Provide the data again in its entirety, exactly as given.

===== Task inputs

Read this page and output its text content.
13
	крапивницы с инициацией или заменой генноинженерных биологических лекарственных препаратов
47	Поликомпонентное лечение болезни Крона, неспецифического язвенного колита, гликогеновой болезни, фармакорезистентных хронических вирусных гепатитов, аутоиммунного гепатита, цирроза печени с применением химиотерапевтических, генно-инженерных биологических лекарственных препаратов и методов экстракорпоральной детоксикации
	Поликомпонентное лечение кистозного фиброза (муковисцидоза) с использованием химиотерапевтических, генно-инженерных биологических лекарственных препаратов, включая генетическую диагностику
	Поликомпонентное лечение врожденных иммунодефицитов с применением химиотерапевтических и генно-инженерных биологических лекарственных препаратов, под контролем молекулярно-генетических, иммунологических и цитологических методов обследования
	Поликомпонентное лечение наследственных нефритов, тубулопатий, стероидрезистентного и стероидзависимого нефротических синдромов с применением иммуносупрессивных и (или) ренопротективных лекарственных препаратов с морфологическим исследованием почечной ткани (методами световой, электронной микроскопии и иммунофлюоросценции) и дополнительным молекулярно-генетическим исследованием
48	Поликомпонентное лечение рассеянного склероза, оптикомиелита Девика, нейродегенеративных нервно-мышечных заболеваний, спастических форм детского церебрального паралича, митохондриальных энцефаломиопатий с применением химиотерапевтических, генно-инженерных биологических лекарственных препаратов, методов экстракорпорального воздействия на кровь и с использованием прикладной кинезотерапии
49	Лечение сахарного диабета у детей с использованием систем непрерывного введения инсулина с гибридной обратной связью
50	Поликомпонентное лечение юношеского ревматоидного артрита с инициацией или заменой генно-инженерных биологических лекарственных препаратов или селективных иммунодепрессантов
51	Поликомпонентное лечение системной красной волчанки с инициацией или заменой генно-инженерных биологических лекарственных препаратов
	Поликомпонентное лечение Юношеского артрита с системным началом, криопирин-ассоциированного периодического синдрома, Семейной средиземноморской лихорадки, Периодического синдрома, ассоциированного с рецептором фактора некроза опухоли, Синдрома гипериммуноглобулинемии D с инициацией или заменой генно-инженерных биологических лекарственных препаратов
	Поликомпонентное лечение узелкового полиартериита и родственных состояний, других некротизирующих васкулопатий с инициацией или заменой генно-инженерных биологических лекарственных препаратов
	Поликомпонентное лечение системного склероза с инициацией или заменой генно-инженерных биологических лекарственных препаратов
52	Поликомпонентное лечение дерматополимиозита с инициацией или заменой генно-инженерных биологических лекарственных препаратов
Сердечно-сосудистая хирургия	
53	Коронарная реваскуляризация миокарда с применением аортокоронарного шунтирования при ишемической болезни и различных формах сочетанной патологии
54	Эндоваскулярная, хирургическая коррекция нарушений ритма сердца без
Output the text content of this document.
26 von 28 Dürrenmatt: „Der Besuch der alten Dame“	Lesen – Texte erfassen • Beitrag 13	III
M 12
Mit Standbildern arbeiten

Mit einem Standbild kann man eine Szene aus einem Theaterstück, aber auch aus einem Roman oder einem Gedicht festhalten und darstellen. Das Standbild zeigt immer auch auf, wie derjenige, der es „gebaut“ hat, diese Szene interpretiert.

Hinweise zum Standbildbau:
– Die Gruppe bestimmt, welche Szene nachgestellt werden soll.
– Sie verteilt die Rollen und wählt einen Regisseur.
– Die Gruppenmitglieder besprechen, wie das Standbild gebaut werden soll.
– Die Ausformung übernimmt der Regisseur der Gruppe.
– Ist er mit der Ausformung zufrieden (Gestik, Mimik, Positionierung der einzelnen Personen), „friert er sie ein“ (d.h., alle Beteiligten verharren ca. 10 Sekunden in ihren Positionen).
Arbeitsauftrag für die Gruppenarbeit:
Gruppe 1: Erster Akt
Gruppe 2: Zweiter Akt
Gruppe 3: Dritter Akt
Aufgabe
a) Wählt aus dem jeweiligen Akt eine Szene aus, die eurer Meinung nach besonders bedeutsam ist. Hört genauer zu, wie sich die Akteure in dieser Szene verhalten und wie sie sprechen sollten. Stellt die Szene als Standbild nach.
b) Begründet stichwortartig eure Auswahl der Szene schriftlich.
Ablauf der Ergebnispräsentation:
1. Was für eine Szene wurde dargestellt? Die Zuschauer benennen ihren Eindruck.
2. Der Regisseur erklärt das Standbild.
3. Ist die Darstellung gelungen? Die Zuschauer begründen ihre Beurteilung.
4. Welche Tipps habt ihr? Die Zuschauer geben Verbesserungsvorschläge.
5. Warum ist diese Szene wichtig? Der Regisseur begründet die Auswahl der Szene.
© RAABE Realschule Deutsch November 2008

==========

- **Response below**:
Read this page and output its text content.
13
	крапивницы с инициацией или заменой генноинженерных биологических лекарственных препаратов
47	Поликомпонентное лечение болезни Крона, неспецифического язвенного колита, гликогеновой болезни, фармакорезистентных хронических вирусных гепатитов, аутоиммунного гепатита, цирроза печени с применением химиотерапевтических, генно-инженерных биологических лекарственных препаратов и методов экстракорпоральной детоксикации
	Поликомпонентное лечение кистозного фиброза (муковисцидоза) с использованием химиотерапевтических, генно-инженерных биологических лекарственных препаратов, включая генетическую диагностику
	Поликомпонентное лечение врожденных иммунодефицитов с применением химиотерапевтических и генно-инженерных биологических лекарственных препаратов, под контролем молекулярно-генетических, иммунологических и цитологических методов обследования
	Поликомпонентное лечение наследственных нефритов, тубулопатий, стероидрезистентного и стероидзависимого нефротических синдромов с применением иммуносупрессивных и (или) ренопротективных лекарственных препаратов с морфологическим исследованием почечной ткани (методами световой, электронной микроскопии и иммунофлюоросценции) и дополнительным молекулярно-генетическим исследованием
48	Поликомпонентное лечение рассеянного склероза, оптикомиелита Девика, нейродегенеративных нервно-мышечных заболеваний, спастических форм детского церебрального паралича, митохондриальных энцефаломиопатий с применением химиотерапевтических, генно-инженерных биологических лекарственных препаратов, методов экстракорпорального воздействия на кровь и с использованием прикладной кинезотерапии
49	Лечение сахарного диабета у детей с использованием систем непрерывного введения инсулина с гибридной обратной связью
50	Поликомпонентное лечение юношеского ревматоидного артрита с инициацией или заменой генно-инженерных биологических лекарственных препаратов или селективных иммунодепрессантов
51	Поликомпонентное лечение системной красной волчанки с инициацией или заменой генно-инженерных биологических лекарственных препаратов
	Поликомпонентное лечение Юношеского артрита с системным началом, криопирин-ассоциированного периодического синдрома, Семейной средиземноморской лихорадки, Периодического синдрома, ассоциированного с рецептором фактора некроза опухоли, Синдрома гипериммуноглобулинемии D с инициацией или заменой генно-инженерных биологических лекарственных препаратов
	Поликомпонентное лечение узелкового полиартериита и родственных состояний, других некротизирующих васкулопатий с инициацией или заменой генно-инженерных биологических лекарственных препаратов
	Поликомпонентное лечение системного склероза с инициацией или заменой генно-инженерных биологических лекарственных препаратов
52	Поликомпонентное лечение дерматополимиозита с инициацией или заменой генно-инженерных биологических лекарственных препаратов
Сердечно-сосудистая хирургия	
53	Коронарная реваскуляризация миокарда с применением аортокоронарного шунтирования при ишемической болезни и различных формах сочетанной патологии
54	Эндоваскулярная, хирургическая коррекция нарушений ритма сердца без
Output the text content of this document.
26 von 28 Dürrenmatt: „Der Besuch der alten Dame“	Lesen – Texte erfassen • Beitrag 13	III
M 12
Mit Standbildern arbeiten

Mit einem Standbild kann man eine Szene aus einem Theaterstück, aber auch aus einem Roman oder einem Gedicht festhalten und darstellen. Das Standbild zeigt immer auch auf, wie derjenige, der es „gebaut“ hat, diese Szene interpretiert.

Hinweise zum Standbildbau:
– Die Gruppe bestimmt, welche Szene nachgestellt werden soll.
– Sie verteilt die Rollen und wählt einen Regisseur.
– Die Gruppenmitglieder besprechen, wie das Standbild gebaut werden soll.
– Die Ausformung übernimmt der Regisseur der Gruppe.
– Ist er mit der Ausformung zufrieden (Gestik, Mimik, Positionierung der einzelnen Personen), „friert er sie ein“ (d.h., alle Beteiligten verharren ca. 10 Sekunden in ihren Positionen).
Arbeitsauftrag für die Gruppenarbeit:
Gruppe 1: Erster Akt
Gruppe 2: Zweiter Akt
Gruppe 3: Dritter Akt
Aufgabe
a) Wählt aus dem jeweiligen Akt eine Szene aus, die eurer Meinung nach besonders bedeutsam ist. Hört genauer zu, wie sich die Akteure in dieser Szene verhalten und wie sie sprechen sollten. Stellt die Szene als Standbild nach.
b) Begründet stichwortartig eure Auswahl der Szene schriftlich.
Ablauf der Ergebnispräsentation:
1. Was für eine Szene wurde dargestellt? Die Zuschauer benennen ihren Eindruck.
2. Der Regisseur erklärt das Standbild.
3. Ist die Darstellung gelungen? Die Zuschauer begründen ihre Beurteilung.
4. Welche Tipps habt ihr? Die Zuschauer geben Verbesserungsvorschläge.
5. Warum ist diese Szene wichtig? Der Regisseur begründet die Auswahl der Szene.
© RAABE Realschule Deutsch November 2008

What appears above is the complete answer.